• DIRECTION: Retype the data that follows line by line, exactly, and leave its pictures out.

◇ ◇ ◇

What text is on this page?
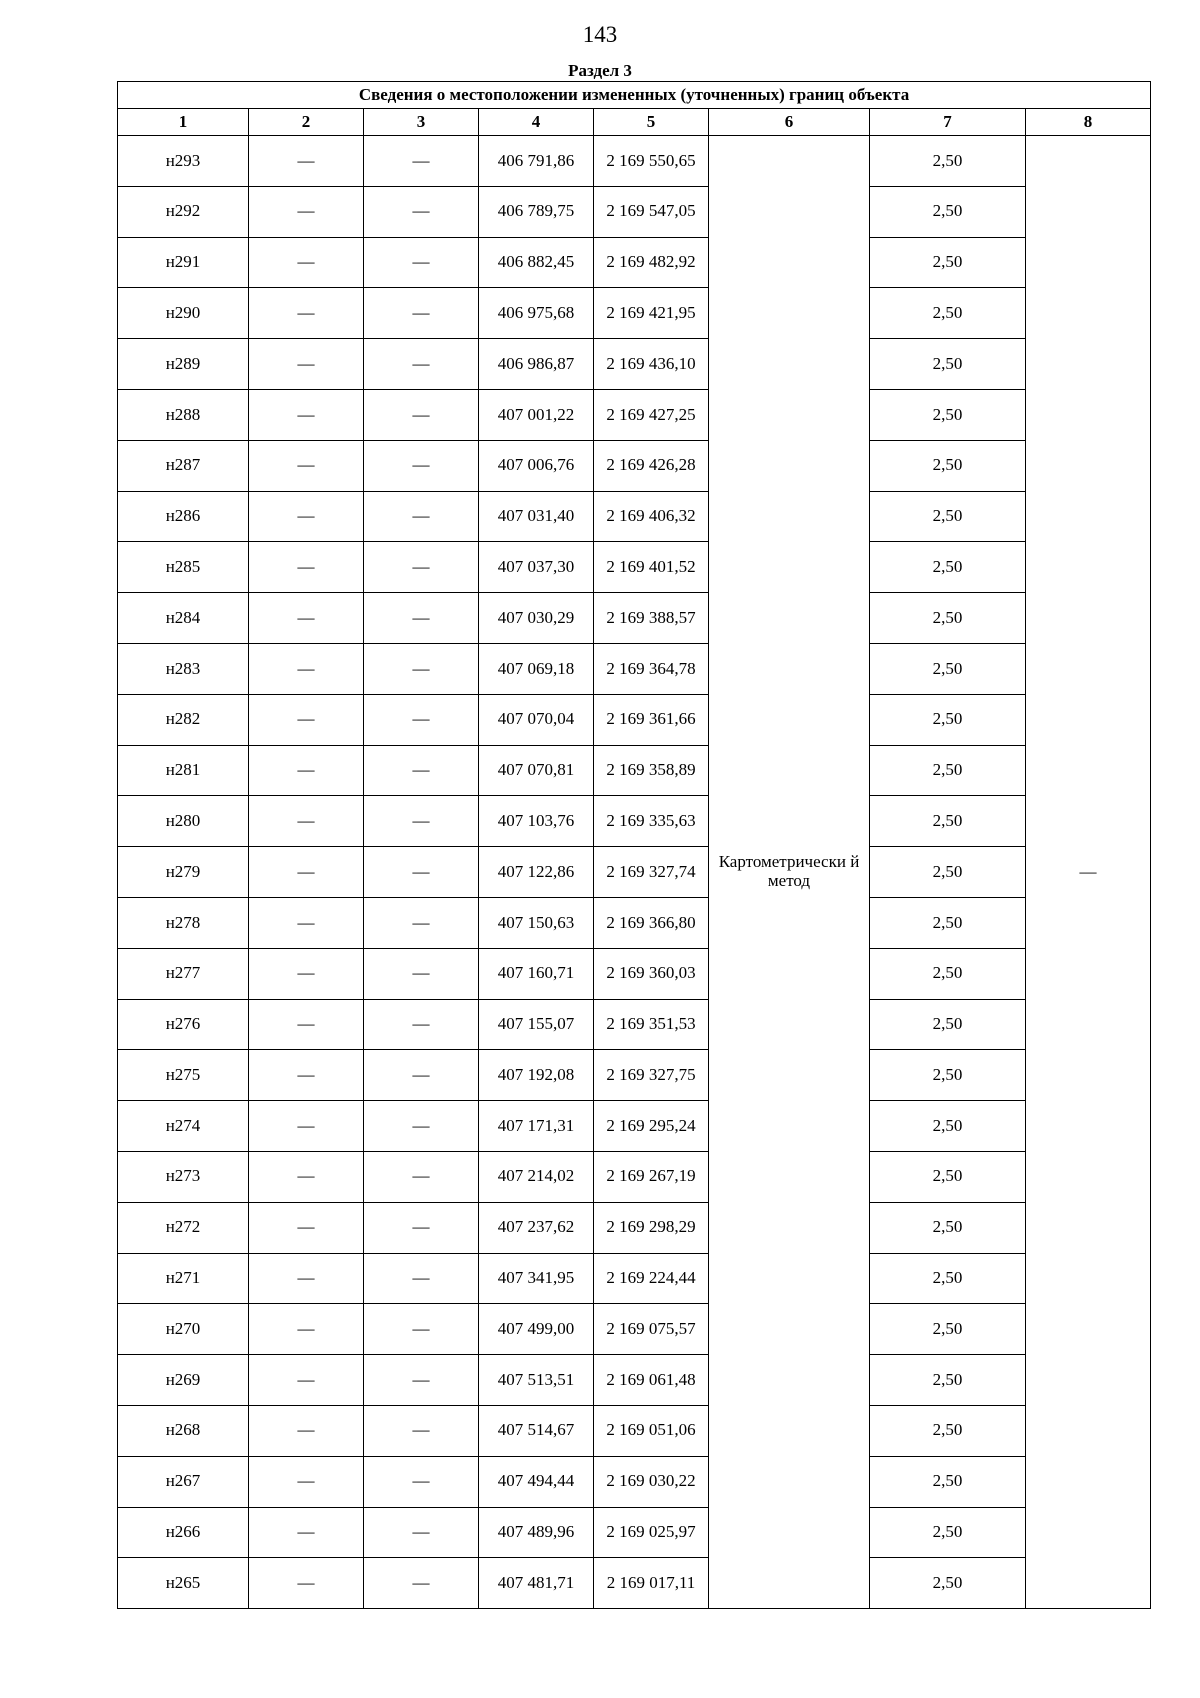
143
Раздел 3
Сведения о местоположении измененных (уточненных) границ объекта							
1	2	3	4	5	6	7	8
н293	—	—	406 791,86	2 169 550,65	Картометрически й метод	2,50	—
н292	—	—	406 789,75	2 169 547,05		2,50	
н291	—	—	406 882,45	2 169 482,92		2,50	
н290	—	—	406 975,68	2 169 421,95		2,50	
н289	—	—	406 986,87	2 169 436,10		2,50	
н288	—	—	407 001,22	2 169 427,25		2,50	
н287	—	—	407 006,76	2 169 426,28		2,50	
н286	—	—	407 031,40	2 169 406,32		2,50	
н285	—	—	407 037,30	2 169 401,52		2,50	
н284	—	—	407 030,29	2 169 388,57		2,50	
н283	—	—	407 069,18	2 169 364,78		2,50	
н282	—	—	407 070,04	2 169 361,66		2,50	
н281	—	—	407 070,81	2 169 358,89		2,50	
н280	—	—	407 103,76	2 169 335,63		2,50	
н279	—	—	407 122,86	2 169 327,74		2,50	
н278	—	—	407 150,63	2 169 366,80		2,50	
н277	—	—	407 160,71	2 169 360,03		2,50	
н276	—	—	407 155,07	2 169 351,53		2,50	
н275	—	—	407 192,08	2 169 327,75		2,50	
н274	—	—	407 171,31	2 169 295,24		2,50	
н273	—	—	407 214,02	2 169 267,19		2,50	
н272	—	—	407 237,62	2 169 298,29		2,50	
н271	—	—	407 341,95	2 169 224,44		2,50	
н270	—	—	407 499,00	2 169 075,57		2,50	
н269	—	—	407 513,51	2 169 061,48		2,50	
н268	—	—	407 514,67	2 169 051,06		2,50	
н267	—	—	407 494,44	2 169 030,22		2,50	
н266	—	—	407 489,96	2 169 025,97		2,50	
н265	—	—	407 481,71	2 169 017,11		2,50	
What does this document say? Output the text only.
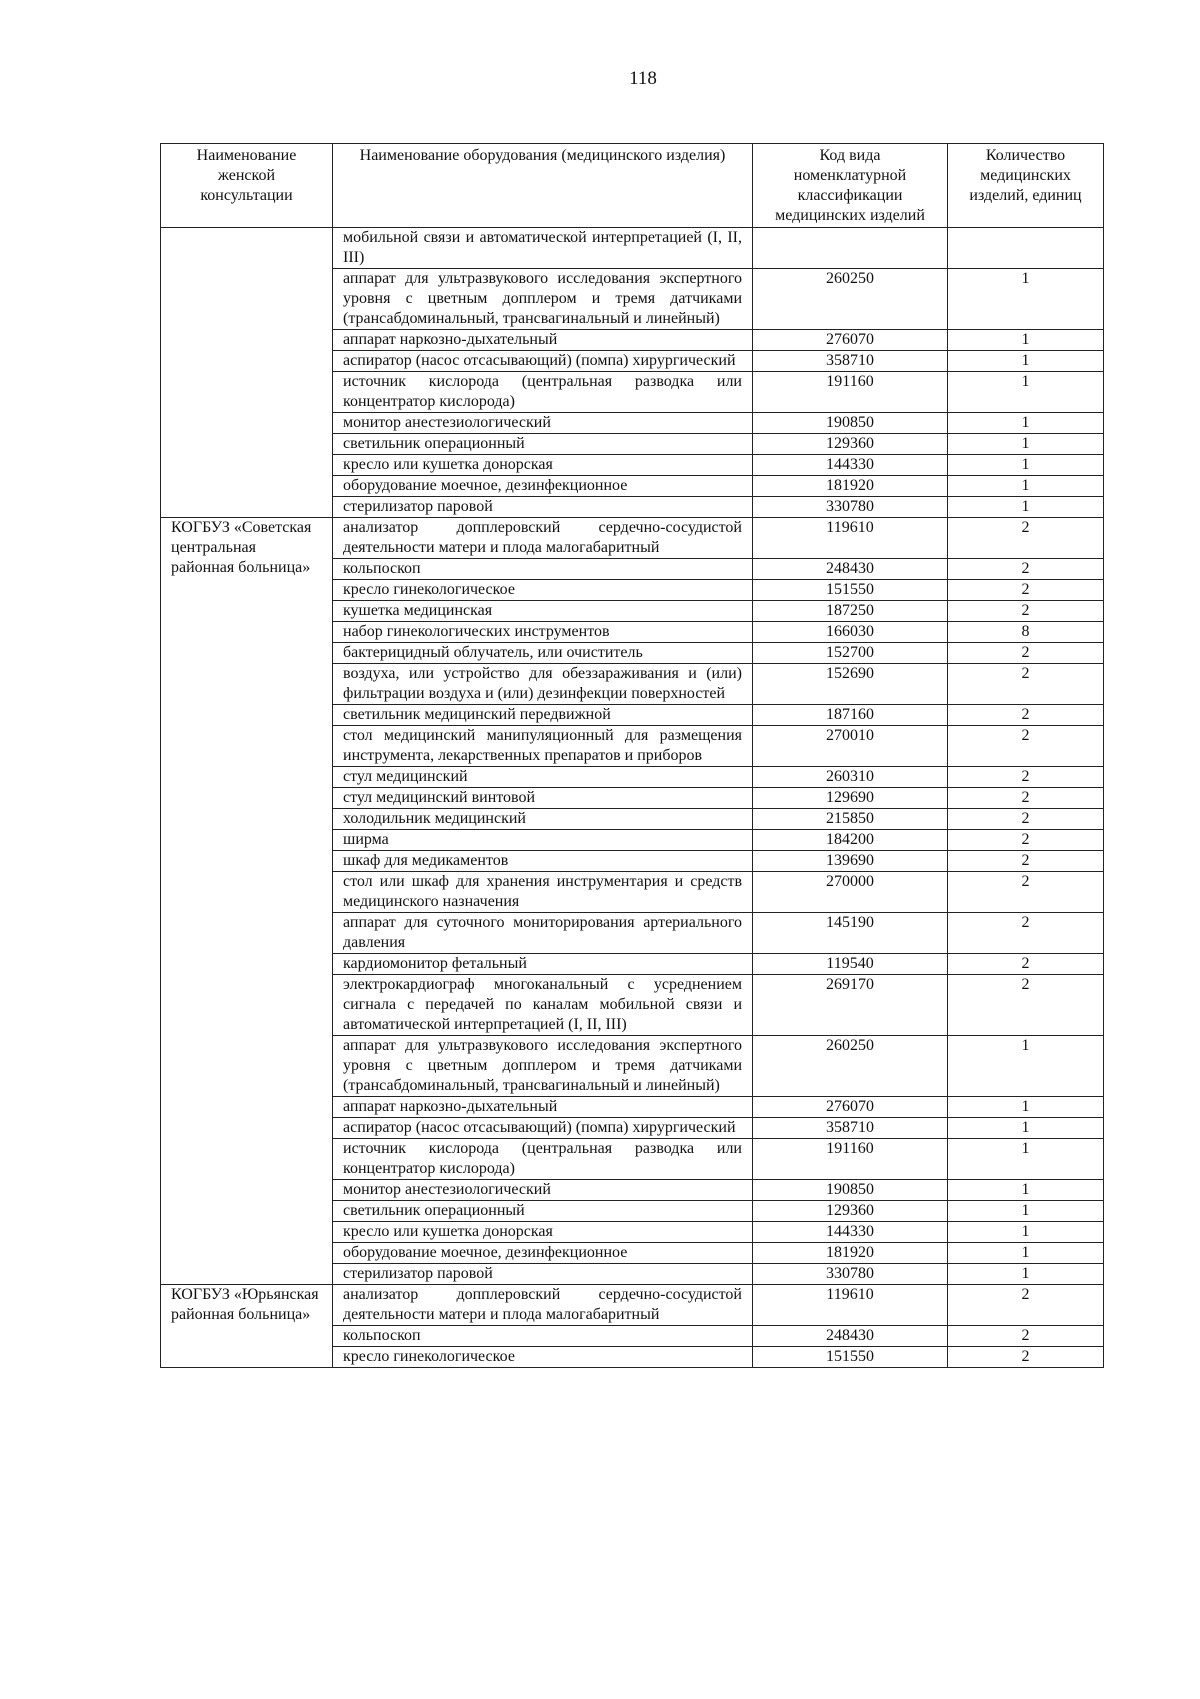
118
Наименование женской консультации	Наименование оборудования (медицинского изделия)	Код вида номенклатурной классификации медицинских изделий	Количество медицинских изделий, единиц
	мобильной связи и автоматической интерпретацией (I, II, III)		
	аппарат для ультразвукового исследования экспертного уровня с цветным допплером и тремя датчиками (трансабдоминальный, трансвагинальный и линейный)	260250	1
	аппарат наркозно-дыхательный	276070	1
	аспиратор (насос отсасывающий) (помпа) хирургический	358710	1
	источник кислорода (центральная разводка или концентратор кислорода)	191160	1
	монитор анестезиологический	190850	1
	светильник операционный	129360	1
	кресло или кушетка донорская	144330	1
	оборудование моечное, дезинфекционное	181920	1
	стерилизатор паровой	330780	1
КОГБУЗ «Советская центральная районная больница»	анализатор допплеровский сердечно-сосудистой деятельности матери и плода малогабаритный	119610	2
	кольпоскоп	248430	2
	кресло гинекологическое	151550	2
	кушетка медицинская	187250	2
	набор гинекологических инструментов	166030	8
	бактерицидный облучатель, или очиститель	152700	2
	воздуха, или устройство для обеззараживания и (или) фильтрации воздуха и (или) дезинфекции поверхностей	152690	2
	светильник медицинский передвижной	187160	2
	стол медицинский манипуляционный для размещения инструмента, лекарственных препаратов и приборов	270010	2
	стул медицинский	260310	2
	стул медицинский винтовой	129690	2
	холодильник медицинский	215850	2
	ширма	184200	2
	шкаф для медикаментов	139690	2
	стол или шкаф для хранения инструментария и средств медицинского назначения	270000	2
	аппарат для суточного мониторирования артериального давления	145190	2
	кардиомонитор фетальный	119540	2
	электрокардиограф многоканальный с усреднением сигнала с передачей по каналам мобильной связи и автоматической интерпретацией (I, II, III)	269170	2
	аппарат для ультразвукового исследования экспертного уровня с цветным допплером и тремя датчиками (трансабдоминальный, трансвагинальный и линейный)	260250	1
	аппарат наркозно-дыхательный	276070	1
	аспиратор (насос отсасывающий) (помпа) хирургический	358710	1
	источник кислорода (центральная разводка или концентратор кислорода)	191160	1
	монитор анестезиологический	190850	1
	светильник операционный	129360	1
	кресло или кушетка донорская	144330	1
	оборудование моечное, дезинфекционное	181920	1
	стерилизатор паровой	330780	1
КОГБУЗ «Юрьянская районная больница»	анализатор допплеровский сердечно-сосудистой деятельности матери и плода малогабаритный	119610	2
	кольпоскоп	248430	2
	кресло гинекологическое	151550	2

◇ ◇ ◇

• WRITTEN ANSWER:
What text is on this page?
143
Раздел 3
Сведения о местоположении измененных (уточненных) границ объекта							
1	2	3	4	5	6	7	8
н293	—	—	406 791,86	2 169 550,65	Картометрически й метод	2,50	—
н292	—	—	406 789,75	2 169 547,05		2,50	
н291	—	—	406 882,45	2 169 482,92		2,50	
н290	—	—	406 975,68	2 169 421,95		2,50	
н289	—	—	406 986,87	2 169 436,10		2,50	
н288	—	—	407 001,22	2 169 427,25		2,50	
н287	—	—	407 006,76	2 169 426,28		2,50	
н286	—	—	407 031,40	2 169 406,32		2,50	
н285	—	—	407 037,30	2 169 401,52		2,50	
н284	—	—	407 030,29	2 169 388,57		2,50	
н283	—	—	407 069,18	2 169 364,78		2,50	
н282	—	—	407 070,04	2 169 361,66		2,50	
н281	—	—	407 070,81	2 169 358,89		2,50	
н280	—	—	407 103,76	2 169 335,63		2,50	
н279	—	—	407 122,86	2 169 327,74		2,50	
н278	—	—	407 150,63	2 169 366,80		2,50	
н277	—	—	407 160,71	2 169 360,03		2,50	
н276	—	—	407 155,07	2 169 351,53		2,50	
н275	—	—	407 192,08	2 169 327,75		2,50	
н274	—	—	407 171,31	2 169 295,24		2,50	
н273	—	—	407 214,02	2 169 267,19		2,50	
н272	—	—	407 237,62	2 169 298,29		2,50	
н271	—	—	407 341,95	2 169 224,44		2,50	
н270	—	—	407 499,00	2 169 075,57		2,50	
н269	—	—	407 513,51	2 169 061,48		2,50	
н268	—	—	407 514,67	2 169 051,06		2,50	
н267	—	—	407 494,44	2 169 030,22		2,50	
н266	—	—	407 489,96	2 169 025,97		2,50	
н265	—	—	407 481,71	2 169 017,11		2,50	
What does this document say? Output the text only.
118
Наименование женской консультации	Наименование оборудования (медицинского изделия)	Код вида номенклатурной классификации медицинских изделий	Количество медицинских изделий, единиц
	мобильной связи и автоматической интерпретацией (I, II, III)		
	аппарат для ультразвукового исследования экспертного уровня с цветным допплером и тремя датчиками (трансабдоминальный, трансвагинальный и линейный)	260250	1
	аппарат наркозно-дыхательный	276070	1
	аспиратор (насос отсасывающий) (помпа) хирургический	358710	1
	источник кислорода (центральная разводка или концентратор кислорода)	191160	1
	монитор анестезиологический	190850	1
	светильник операционный	129360	1
	кресло или кушетка донорская	144330	1
	оборудование моечное, дезинфекционное	181920	1
	стерилизатор паровой	330780	1
КОГБУЗ «Советская центральная районная больница»	анализатор допплеровский сердечно-сосудистой деятельности матери и плода малогабаритный	119610	2
	кольпоскоп	248430	2
	кресло гинекологическое	151550	2
	кушетка медицинская	187250	2
	набор гинекологических инструментов	166030	8
	бактерицидный облучатель, или очиститель	152700	2
	воздуха, или устройство для обеззараживания и (или) фильтрации воздуха и (или) дезинфекции поверхностей	152690	2
	светильник медицинский передвижной	187160	2
	стол медицинский манипуляционный для размещения инструмента, лекарственных препаратов и приборов	270010	2
	стул медицинский	260310	2
	стул медицинский винтовой	129690	2
	холодильник медицинский	215850	2
	ширма	184200	2
	шкаф для медикаментов	139690	2
	стол или шкаф для хранения инструментария и средств медицинского назначения	270000	2
	аппарат для суточного мониторирования артериального давления	145190	2
	кардиомонитор фетальный	119540	2
	электрокардиограф многоканальный с усреднением сигнала с передачей по каналам мобильной связи и автоматической интерпретацией (I, II, III)	269170	2
	аппарат для ультразвукового исследования экспертного уровня с цветным допплером и тремя датчиками (трансабдоминальный, трансвагинальный и линейный)	260250	1
	аппарат наркозно-дыхательный	276070	1
	аспиратор (насос отсасывающий) (помпа) хирургический	358710	1
	источник кислорода (центральная разводка или концентратор кислорода)	191160	1
	монитор анестезиологический	190850	1
	светильник операционный	129360	1
	кресло или кушетка донорская	144330	1
	оборудование моечное, дезинфекционное	181920	1
	стерилизатор паровой	330780	1
КОГБУЗ «Юрьянская районная больница»	анализатор допплеровский сердечно-сосудистой деятельности матери и плода малогабаритный	119610	2
	кольпоскоп	248430	2
	кресло гинекологическое	151550	2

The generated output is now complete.